● **Task prompt**: Pick out every line in the items below that contains the word "poems", and copy each of those lines in full.

-- START OF Provided entries --

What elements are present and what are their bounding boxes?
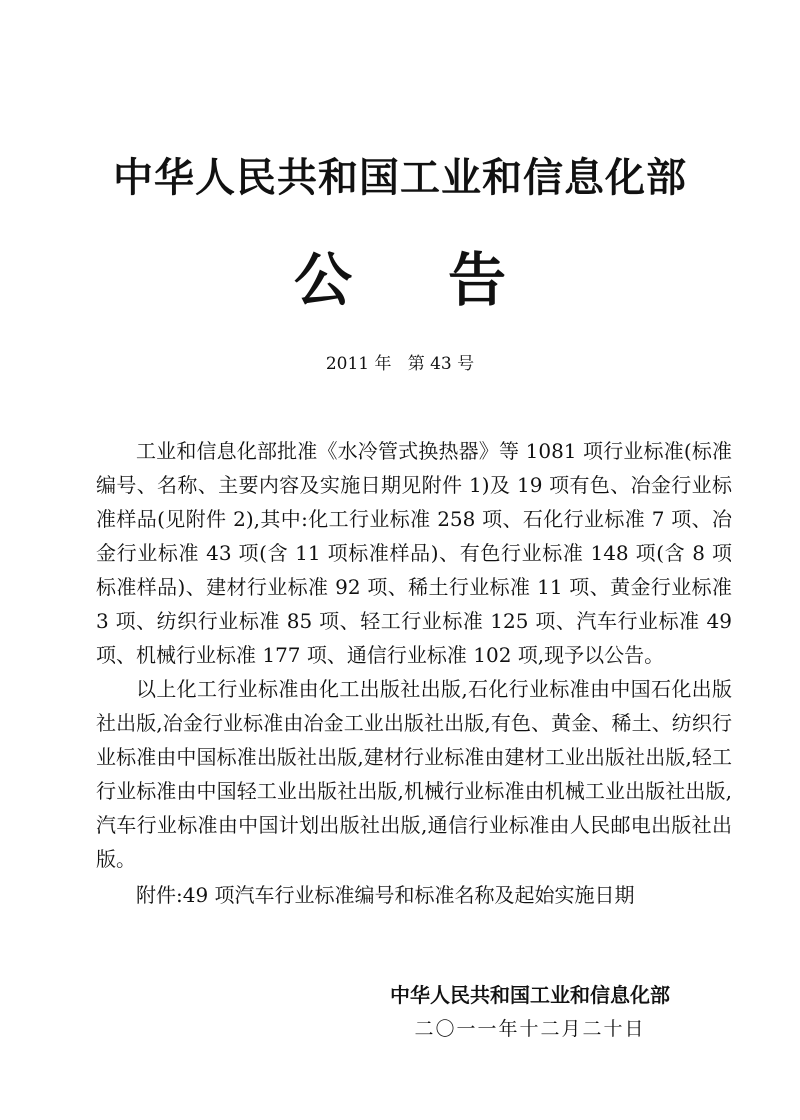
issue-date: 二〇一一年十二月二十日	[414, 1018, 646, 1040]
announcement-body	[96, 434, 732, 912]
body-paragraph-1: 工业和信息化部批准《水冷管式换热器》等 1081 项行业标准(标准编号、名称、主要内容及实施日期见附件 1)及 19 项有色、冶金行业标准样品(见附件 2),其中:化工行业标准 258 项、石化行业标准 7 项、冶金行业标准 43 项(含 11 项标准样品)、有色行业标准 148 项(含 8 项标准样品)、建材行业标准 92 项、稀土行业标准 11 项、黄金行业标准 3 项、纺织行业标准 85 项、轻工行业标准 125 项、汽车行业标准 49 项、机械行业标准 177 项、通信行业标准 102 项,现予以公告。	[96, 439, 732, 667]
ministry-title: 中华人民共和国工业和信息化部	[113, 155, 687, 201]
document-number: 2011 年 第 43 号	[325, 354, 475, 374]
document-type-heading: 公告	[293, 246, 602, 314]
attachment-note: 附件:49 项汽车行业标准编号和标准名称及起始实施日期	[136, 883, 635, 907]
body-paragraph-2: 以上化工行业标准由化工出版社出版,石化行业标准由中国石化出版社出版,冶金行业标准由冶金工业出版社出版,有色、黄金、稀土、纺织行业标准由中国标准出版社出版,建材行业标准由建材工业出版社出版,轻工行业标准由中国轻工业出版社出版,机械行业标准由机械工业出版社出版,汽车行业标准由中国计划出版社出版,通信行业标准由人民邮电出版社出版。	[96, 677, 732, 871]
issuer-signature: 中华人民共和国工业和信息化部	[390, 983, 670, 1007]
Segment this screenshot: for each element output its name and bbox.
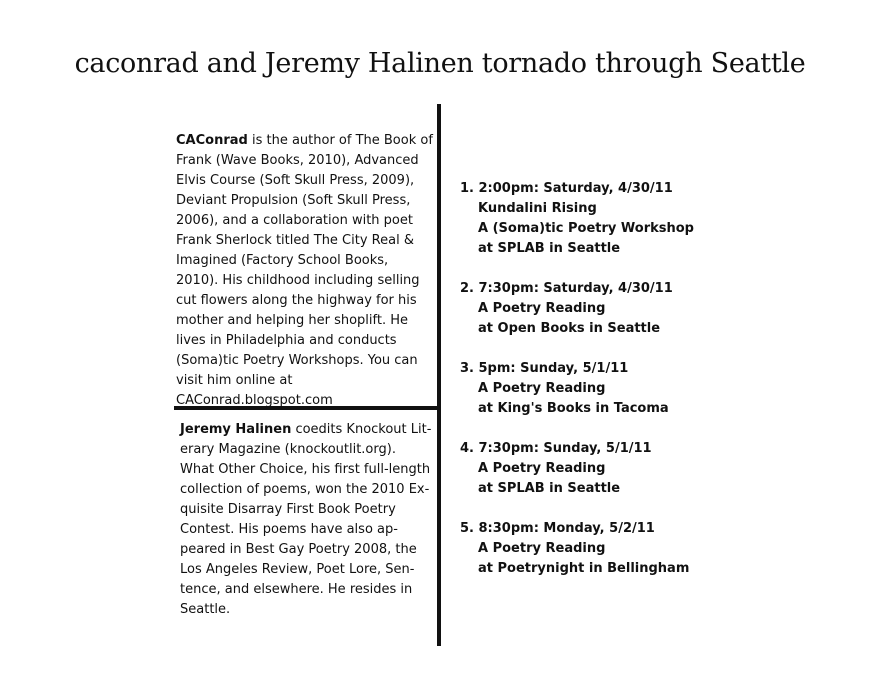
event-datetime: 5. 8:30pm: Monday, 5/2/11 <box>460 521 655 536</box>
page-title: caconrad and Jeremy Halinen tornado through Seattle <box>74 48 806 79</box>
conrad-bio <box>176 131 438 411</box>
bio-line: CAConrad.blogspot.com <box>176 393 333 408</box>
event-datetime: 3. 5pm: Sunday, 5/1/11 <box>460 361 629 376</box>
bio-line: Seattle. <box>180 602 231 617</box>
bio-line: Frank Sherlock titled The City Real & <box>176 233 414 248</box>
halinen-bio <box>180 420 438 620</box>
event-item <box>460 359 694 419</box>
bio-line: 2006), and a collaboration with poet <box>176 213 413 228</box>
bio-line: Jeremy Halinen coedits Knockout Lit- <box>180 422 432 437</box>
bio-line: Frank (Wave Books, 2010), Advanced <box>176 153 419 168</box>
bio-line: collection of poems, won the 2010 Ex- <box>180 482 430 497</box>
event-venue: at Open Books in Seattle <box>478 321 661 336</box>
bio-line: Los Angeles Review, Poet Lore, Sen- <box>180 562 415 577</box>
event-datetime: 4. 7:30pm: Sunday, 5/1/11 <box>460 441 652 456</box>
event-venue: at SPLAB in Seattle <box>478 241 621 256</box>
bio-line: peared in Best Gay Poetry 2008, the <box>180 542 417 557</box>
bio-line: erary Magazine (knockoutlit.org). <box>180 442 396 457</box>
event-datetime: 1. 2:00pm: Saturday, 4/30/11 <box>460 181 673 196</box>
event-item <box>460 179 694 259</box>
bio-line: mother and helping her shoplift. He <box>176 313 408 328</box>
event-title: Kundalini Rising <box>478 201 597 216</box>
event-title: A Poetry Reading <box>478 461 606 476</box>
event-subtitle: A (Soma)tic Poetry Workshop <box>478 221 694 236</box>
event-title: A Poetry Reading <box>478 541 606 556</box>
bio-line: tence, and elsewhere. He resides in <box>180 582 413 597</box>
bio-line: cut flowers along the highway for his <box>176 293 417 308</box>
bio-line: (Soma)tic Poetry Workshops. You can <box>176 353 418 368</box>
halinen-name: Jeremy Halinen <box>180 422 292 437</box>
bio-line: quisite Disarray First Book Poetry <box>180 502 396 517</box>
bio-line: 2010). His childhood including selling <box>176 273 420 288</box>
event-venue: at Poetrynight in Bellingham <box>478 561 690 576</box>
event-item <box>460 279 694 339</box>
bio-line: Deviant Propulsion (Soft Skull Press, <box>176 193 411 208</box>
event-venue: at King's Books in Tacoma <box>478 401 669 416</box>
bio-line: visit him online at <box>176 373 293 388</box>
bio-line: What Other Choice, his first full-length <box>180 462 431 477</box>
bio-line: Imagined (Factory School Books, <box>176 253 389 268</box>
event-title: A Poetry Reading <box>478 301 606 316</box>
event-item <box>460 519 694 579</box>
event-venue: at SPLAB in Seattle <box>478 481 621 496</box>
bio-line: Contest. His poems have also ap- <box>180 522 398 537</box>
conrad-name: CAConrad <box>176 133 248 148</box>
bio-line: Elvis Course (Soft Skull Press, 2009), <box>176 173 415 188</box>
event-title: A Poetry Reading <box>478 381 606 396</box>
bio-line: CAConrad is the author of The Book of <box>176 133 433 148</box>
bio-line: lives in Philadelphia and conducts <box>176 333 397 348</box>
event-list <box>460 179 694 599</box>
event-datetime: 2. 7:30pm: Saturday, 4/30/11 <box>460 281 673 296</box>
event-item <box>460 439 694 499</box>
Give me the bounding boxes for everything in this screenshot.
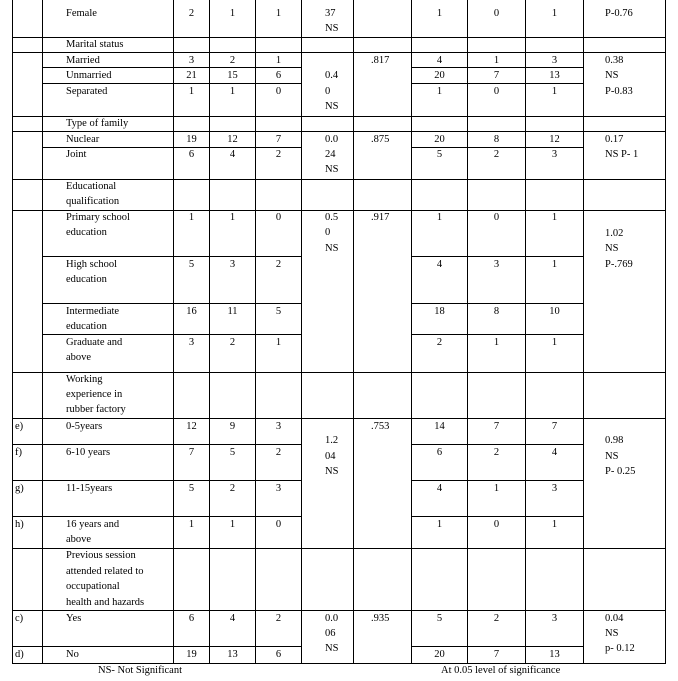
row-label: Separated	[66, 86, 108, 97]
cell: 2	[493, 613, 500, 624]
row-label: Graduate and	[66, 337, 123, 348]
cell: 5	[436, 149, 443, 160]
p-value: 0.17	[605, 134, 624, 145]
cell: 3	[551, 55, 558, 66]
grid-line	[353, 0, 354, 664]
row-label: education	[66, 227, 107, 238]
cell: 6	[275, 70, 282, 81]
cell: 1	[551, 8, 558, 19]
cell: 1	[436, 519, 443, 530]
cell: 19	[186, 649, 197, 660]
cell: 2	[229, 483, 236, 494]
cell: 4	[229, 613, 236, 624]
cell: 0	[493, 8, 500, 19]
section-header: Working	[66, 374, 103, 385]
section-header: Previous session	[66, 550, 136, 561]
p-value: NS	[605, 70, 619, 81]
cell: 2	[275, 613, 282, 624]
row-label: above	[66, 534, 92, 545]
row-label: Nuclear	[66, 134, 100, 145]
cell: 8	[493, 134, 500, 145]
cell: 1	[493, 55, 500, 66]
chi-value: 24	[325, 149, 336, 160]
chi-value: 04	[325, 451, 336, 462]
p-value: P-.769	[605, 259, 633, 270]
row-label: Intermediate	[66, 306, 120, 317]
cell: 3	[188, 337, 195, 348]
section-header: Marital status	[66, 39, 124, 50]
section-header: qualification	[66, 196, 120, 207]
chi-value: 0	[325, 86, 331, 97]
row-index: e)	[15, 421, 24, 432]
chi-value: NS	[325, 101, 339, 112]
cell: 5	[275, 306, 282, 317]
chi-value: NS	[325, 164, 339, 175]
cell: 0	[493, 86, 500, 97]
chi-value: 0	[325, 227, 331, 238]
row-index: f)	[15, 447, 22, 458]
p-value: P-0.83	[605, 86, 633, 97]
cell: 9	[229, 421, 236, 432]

-- END OF Provided entries --

● **The response**:
bio-line: collection of poems, won the 2010 Ex- <box>180 482 430 497</box>
bio-line: Contest. His poems have also ap- <box>180 522 398 537</box>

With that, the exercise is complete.